GIVEN PROBLEM: Please copy out word for word the lines of the material below, from the line containing "crop-tool-panel: ツール : 切り抜きと角度補正" through the line containing "section-title: 基本補正 [1134, 314, 1174, 326]", with both of those lines included.

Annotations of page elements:
================================
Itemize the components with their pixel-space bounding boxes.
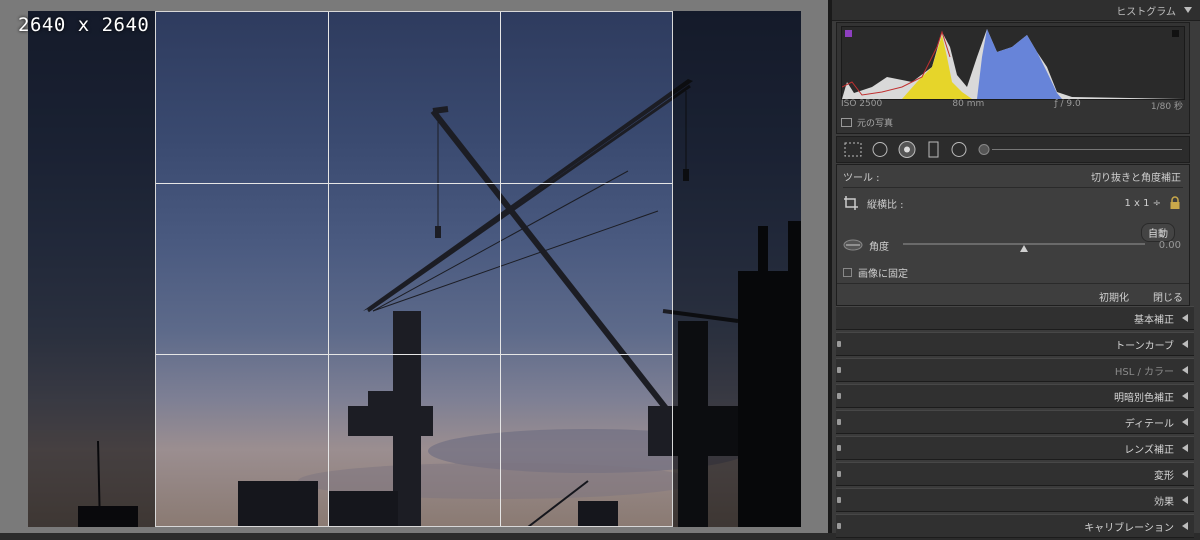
crop-tool-panel: ツール : 切り抜きと角度補正 縦横比 : 1 x 1 ÷ 自動 角度 0.00… [836, 164, 1190, 306]
expand-triangle-icon[interactable] [1182, 366, 1188, 374]
crop-overlay-right [673, 11, 801, 527]
section-title: ディテール [1124, 418, 1174, 430]
crop-footer: 初期化 閉じる [1099, 289, 1183, 304]
angle-slider-thumb[interactable] [1020, 245, 1028, 252]
section-title: レンズ補正 [1124, 444, 1174, 456]
aperture-value: ƒ / 9.0 [1054, 99, 1081, 109]
section-title: 変形 [1154, 470, 1174, 482]
close-button[interactable]: 閉じる [1153, 289, 1183, 304]
histogram-header[interactable]: ヒストグラム [832, 0, 1200, 21]
panel-section-header[interactable]: ディテール [836, 410, 1194, 434]
adjustment-brush-icon[interactable] [978, 144, 990, 155]
lock-to-image-checkbox[interactable] [843, 268, 852, 277]
develop-panel: ヒストグラム ISO 2500 80 mm ƒ / 9.0 1/80 秒 元の写… [832, 0, 1200, 538]
section-toggle-switch-icon[interactable] [837, 367, 841, 373]
panel-sections: 基本補正トーンカーブ HSL / カラー 明暗別色補正ディテールレンズ補正変形効果キ… [836, 306, 1194, 540]
section-title: 基本補正 [1134, 314, 1174, 326]
original-photo-toggle[interactable]: 元の写真 [841, 116, 893, 129]
grid-line-v2 [500, 12, 501, 526]
crop-frame[interactable] [155, 11, 673, 527]
tool-label: ツール : [843, 173, 880, 184]
histogram-curve [841, 29, 1184, 99]
expand-triangle-icon[interactable] [1182, 496, 1188, 504]
straighten-tool-icon[interactable] [843, 239, 863, 251]
crop-overlay-left [28, 11, 155, 527]
panel-section-header[interactable]: HSL / カラー [836, 358, 1194, 382]
expand-triangle-icon[interactable] [1182, 314, 1188, 322]
radial-filter-icon[interactable] [951, 142, 967, 157]
tool-name: 切り抜きと角度補正 [1091, 173, 1181, 184]
section-toggle-switch-icon[interactable] [837, 497, 841, 503]
crop-frame-icon[interactable] [843, 195, 859, 211]
angle-value[interactable]: 0.00 [1159, 240, 1181, 251]
grid-line-h1 [156, 183, 672, 184]
panel-section-header[interactable]: レンズ補正 [836, 436, 1194, 460]
crop-tool-icon[interactable] [844, 142, 862, 157]
panel-section-header[interactable]: 基本補正 [836, 306, 1194, 330]
section-toggle-switch-icon[interactable] [837, 419, 841, 425]
lock-to-image-label: 画像に固定 [858, 269, 908, 280]
focal-length-value: 80 mm [952, 99, 985, 109]
histogram-graph[interactable] [841, 26, 1185, 100]
panel-section-header[interactable]: トーンカーブ [836, 332, 1194, 356]
tool-row: ツール : 切り抜きと角度補正 [843, 169, 1181, 184]
iso-value: ISO 2500 [841, 99, 883, 109]
histogram-title: ヒストグラム [1116, 6, 1176, 18]
image-canvas[interactable]: 2640 x 2640 [0, 0, 828, 533]
expand-triangle-icon[interactable] [1182, 470, 1188, 478]
shutter-value: 1/80 秒 [1150, 102, 1183, 112]
angle-label: 角度 [869, 241, 889, 253]
angle-slider[interactable] [903, 243, 1145, 252]
panel-section-header[interactable]: 変形 [836, 462, 1194, 486]
section-title: 効果 [1154, 496, 1174, 508]
tool-separator [843, 187, 1183, 188]
expand-triangle-icon[interactable] [1182, 418, 1188, 426]
graduated-filter-icon[interactable] [928, 141, 939, 158]
panel-section-header[interactable]: キャリブレーション [836, 514, 1194, 538]
panel-section-header[interactable]: 効果 [836, 488, 1194, 512]
original-photo-label: 元の写真 [857, 119, 894, 129]
section-toggle-switch-icon[interactable] [837, 523, 841, 529]
aspect-dropdown[interactable]: 1 x 1 ÷ [1124, 198, 1161, 209]
section-toggle-switch-icon[interactable] [837, 341, 841, 347]
section-title: 明暗別色補正 [1114, 392, 1174, 404]
red-eye-center-icon [904, 146, 910, 153]
aspect-row: 縦横比 : 1 x 1 ÷ [843, 195, 1181, 211]
expand-triangle-icon[interactable] [1182, 444, 1188, 452]
panel-section-header[interactable]: 明暗別色補正 [836, 384, 1194, 408]
histogram-panel: ISO 2500 80 mm ƒ / 9.0 1/80 秒 元の写真 [836, 22, 1190, 134]
footer-separator [837, 283, 1189, 284]
section-title: キャリブレーション [1084, 522, 1174, 534]
collapse-triangle-icon[interactable] [1184, 7, 1192, 13]
lock-icon[interactable] [1169, 196, 1181, 210]
exif-row: ISO 2500 80 mm ƒ / 9.0 1/80 秒 [841, 99, 1183, 112]
angle-row: 角度 0.00 [843, 237, 1181, 253]
crop-dimensions-label: 2640 x 2640 [18, 14, 150, 36]
original-photo-icon [841, 118, 852, 127]
spot-removal-icon[interactable] [872, 142, 888, 157]
section-title: トーンカーブ [1115, 340, 1174, 352]
lock-to-image-row[interactable]: 画像に固定 [843, 265, 1181, 280]
tool-strip [836, 136, 1190, 163]
grid-line-v1 [328, 12, 329, 526]
aspect-label: 縦横比 : [867, 199, 904, 211]
section-toggle-switch-icon[interactable] [837, 445, 841, 451]
section-toggle-switch-icon[interactable] [837, 471, 841, 477]
reset-button[interactable]: 初期化 [1099, 289, 1129, 304]
expand-triangle-icon[interactable] [1182, 522, 1188, 530]
expand-triangle-icon[interactable] [1182, 340, 1188, 348]
section-toggle-switch-icon[interactable] [837, 393, 841, 399]
grid-line-h2 [156, 354, 672, 355]
tool-strip-icons [844, 141, 1182, 158]
expand-triangle-icon[interactable] [1182, 392, 1188, 400]
section-title: HSL / カラー [1114, 366, 1174, 378]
================================
ANSWER BELOW:
crop-tool-panel: ツール : 切り抜きと角度補正 縦横比 : 1 x 1 ÷ 自動 角度 0.00… [836, 164, 1190, 306]
expand-triangle-icon[interactable] [1182, 366, 1188, 374]
crop-overlay-right [673, 11, 801, 527]
section-title: ディテール [1124, 418, 1174, 430]
crop-footer: 初期化 閉じる [1099, 289, 1183, 304]
angle-slider-thumb[interactable] [1020, 245, 1028, 252]
section-title: レンズ補正 [1124, 444, 1174, 456]
aperture-value: ƒ / 9.0 [1054, 99, 1081, 109]
section-title: 変形 [1154, 470, 1174, 482]
close-button[interactable]: 閉じる [1153, 289, 1183, 304]
histogram-header[interactable]: ヒストグラム [832, 0, 1200, 21]
panel-section-header[interactable]: ディテール [836, 410, 1194, 434]
adjustment-brush-icon[interactable] [978, 144, 990, 155]
lock-to-image-checkbox[interactable] [843, 268, 852, 277]
develop-panel: ヒストグラム ISO 2500 80 mm ƒ / 9.0 1/80 秒 元の写… [832, 0, 1200, 538]
section-toggle-switch-icon[interactable] [837, 367, 841, 373]
panel-sections: 基本補正トーンカーブ HSL / カラー 明暗別色補正ディテールレンズ補正変形効果キ… [836, 306, 1194, 540]
section-title: 基本補正 [1134, 314, 1174, 326]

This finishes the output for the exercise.